Directions for this task:
Copy every line from the records below that holds the word "JSON".

━━━━━━━━━━━━━━━━━━━━

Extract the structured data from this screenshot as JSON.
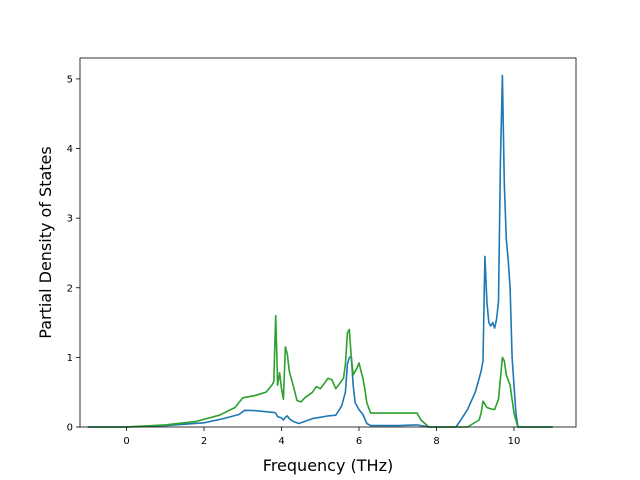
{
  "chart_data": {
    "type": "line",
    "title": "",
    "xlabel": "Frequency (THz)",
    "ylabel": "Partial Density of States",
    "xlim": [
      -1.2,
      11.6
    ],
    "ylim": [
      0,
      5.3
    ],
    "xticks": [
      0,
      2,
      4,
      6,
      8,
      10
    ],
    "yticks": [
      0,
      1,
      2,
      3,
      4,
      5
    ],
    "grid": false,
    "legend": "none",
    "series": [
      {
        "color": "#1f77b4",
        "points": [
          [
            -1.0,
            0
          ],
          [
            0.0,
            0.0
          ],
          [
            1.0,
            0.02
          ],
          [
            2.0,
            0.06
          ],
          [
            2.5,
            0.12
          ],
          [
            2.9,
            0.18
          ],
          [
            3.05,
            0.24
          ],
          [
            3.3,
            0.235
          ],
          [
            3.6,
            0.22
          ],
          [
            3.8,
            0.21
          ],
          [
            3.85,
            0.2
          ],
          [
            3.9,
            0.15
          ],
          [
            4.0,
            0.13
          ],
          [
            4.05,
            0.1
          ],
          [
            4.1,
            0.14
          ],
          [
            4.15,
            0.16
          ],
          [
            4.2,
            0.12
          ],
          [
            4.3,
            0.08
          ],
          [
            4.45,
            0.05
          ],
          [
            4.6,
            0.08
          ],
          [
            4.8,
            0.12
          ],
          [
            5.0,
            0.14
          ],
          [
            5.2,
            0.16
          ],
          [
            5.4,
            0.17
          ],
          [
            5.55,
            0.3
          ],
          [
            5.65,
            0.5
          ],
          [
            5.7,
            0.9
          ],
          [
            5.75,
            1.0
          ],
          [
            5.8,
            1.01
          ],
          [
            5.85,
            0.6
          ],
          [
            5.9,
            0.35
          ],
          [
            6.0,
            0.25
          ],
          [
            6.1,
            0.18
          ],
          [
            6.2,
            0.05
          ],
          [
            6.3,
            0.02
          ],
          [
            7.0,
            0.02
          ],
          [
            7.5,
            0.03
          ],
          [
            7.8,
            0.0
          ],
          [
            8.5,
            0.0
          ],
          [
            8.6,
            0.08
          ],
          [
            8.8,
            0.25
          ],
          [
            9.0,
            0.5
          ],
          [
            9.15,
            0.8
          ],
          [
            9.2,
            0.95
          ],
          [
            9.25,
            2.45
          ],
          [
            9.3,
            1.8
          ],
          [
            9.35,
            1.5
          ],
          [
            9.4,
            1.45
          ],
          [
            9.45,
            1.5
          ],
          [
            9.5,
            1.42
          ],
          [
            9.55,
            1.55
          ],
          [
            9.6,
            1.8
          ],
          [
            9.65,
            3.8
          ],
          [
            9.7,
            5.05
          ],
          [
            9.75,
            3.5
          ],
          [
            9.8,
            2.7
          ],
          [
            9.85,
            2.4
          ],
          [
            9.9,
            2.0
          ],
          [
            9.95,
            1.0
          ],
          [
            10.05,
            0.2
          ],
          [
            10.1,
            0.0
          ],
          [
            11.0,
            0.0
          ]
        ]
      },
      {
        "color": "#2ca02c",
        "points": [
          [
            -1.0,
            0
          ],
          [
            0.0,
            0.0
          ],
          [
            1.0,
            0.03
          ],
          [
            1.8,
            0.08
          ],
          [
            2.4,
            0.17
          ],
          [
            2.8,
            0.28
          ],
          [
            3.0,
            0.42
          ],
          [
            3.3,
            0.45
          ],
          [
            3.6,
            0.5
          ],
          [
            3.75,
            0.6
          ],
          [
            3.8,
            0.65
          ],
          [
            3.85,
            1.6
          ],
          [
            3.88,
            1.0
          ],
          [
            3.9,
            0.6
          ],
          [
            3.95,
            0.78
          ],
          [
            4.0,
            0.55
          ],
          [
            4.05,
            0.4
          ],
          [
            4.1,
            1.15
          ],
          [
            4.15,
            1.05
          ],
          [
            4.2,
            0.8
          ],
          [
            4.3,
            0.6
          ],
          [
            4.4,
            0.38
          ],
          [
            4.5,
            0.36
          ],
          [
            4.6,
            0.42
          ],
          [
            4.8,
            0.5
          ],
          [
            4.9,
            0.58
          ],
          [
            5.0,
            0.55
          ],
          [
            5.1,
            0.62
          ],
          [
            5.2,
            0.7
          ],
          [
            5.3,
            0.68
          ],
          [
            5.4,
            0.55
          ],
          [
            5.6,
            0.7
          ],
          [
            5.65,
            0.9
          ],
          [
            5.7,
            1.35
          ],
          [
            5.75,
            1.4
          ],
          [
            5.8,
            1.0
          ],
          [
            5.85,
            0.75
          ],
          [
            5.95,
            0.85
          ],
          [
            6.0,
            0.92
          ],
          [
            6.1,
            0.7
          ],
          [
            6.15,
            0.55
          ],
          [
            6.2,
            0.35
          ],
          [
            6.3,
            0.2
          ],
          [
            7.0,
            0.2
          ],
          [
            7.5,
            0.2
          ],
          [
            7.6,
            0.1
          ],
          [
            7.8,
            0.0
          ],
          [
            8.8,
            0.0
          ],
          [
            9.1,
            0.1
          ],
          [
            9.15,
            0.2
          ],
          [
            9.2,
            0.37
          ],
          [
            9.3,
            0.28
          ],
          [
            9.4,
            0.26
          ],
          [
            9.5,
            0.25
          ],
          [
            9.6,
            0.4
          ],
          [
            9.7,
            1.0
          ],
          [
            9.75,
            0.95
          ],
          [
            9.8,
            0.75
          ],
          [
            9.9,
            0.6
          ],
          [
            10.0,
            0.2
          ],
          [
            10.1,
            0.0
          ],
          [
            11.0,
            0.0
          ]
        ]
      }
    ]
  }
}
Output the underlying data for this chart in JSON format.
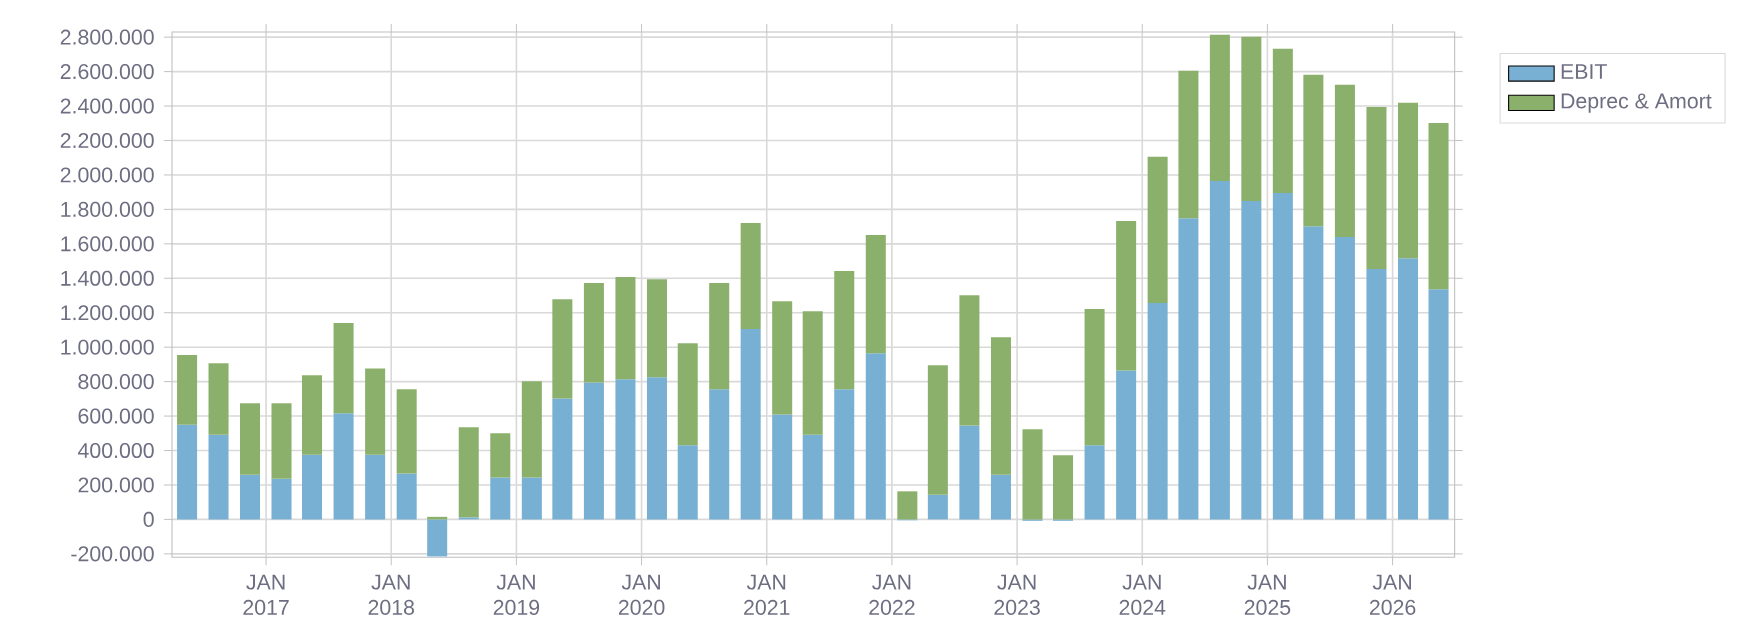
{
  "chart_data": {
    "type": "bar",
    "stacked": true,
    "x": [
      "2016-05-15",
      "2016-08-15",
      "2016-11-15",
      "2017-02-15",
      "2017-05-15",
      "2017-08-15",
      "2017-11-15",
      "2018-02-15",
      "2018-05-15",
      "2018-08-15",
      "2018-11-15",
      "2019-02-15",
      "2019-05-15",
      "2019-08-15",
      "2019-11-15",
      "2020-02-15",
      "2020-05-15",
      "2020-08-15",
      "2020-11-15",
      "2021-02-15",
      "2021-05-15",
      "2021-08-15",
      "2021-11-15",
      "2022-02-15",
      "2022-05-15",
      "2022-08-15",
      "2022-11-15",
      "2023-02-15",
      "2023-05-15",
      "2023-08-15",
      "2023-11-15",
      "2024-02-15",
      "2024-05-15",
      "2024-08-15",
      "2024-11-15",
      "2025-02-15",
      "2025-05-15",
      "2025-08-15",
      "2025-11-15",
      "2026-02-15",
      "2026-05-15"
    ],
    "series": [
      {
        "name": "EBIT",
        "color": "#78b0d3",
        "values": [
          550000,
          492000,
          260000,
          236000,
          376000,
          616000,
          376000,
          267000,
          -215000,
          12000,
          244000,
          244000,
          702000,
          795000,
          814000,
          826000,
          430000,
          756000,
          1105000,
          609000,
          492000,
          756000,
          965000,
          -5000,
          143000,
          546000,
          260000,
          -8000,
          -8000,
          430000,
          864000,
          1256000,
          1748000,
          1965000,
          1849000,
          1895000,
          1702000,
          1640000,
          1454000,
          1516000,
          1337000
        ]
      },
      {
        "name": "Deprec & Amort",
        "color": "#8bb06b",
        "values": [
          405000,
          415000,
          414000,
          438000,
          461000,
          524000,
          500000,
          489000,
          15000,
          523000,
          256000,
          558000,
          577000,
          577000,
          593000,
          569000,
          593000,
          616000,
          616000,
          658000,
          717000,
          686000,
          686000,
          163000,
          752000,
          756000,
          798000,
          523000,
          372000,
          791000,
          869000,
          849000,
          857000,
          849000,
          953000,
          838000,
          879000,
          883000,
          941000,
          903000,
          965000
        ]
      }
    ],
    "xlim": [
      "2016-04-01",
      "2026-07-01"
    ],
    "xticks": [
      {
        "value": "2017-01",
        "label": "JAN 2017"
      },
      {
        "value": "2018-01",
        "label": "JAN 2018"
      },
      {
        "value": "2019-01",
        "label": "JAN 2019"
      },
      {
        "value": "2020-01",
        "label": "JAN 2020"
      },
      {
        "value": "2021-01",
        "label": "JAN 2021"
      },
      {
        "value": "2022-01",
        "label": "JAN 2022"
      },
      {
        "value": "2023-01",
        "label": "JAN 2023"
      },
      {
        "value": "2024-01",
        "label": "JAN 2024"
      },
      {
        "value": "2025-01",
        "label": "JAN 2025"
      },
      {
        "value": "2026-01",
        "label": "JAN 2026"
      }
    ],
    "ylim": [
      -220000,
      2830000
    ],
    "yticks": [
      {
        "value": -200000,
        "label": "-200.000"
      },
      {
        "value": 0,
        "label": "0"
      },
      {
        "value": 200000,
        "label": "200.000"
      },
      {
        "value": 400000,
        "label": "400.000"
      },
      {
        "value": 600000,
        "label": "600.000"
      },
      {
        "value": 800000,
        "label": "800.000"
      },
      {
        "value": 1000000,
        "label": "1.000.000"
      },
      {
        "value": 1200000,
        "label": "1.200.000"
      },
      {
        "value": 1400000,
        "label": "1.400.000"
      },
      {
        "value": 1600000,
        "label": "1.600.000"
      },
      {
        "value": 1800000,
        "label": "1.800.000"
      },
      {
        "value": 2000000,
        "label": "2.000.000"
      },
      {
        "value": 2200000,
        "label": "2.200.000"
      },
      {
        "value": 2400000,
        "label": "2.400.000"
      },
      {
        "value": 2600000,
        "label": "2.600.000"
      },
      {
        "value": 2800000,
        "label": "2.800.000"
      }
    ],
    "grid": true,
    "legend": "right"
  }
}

━━━━━━━━━━━━━━━━━━━━

Problem solution:
Extract the structured data from this screenshot as JSON.
Output the underlying data for this chart in JSON format.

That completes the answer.